◆ **What to do**
Your task is to repeat the lines below exactly, excluding any pictures they contain.

◆ **Data provided**

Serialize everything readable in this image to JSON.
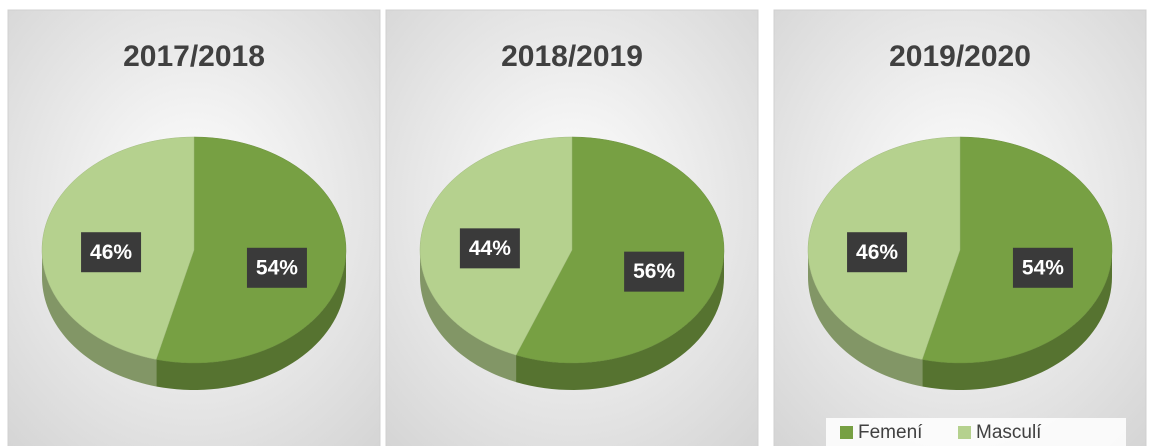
{
  "chart_data": [
    {
      "type": "pie",
      "title": "2017/2018",
      "categories": [
        "Femení",
        "Masculí"
      ],
      "values": [
        54,
        46
      ],
      "value_labels": [
        "54%",
        "46%"
      ],
      "colors": [
        "#77a043",
        "#b5d18e"
      ]
    },
    {
      "type": "pie",
      "title": "2018/2019",
      "categories": [
        "Femení",
        "Masculí"
      ],
      "values": [
        56,
        44
      ],
      "value_labels": [
        "56%",
        "44%"
      ],
      "colors": [
        "#77a043",
        "#b5d18e"
      ]
    },
    {
      "type": "pie",
      "title": "2019/2020",
      "categories": [
        "Femení",
        "Masculí"
      ],
      "values": [
        54,
        46
      ],
      "value_labels": [
        "54%",
        "46%"
      ],
      "colors": [
        "#77a043",
        "#b5d18e"
      ],
      "legend": "bottom-right"
    }
  ]
}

◆ **Solution for this problem**
Serialize everything readable in this image to JSON.
{
  "chart_data": [
    {
      "type": "pie",
      "title": "2017/2018",
      "categories": [
        "Femení",
        "Masculí"
      ],
      "values": [
        54,
        46
      ],
      "value_labels": [
        "54%",
        "46%"
      ],
      "colors": [
        "#77a043",
        "#b5d18e"
      ]
    },
    {
      "type": "pie",
      "title": "2018/2019",
      "categories": [
        "Femení",
        "Masculí"
      ],
      "values": [
        56,
        44
      ],
      "value_labels": [
        "56%",
        "44%"
      ],
      "colors": [
        "#77a043",
        "#b5d18e"
      ]
    },
    {
      "type": "pie",
      "title": "2019/2020",
      "categories": [
        "Femení",
        "Masculí"
      ],
      "values": [
        54,
        46
      ],
      "value_labels": [
        "54%",
        "46%"
      ],
      "colors": [
        "#77a043",
        "#b5d18e"
      ],
      "legend": "bottom-right"
    }
  ]
}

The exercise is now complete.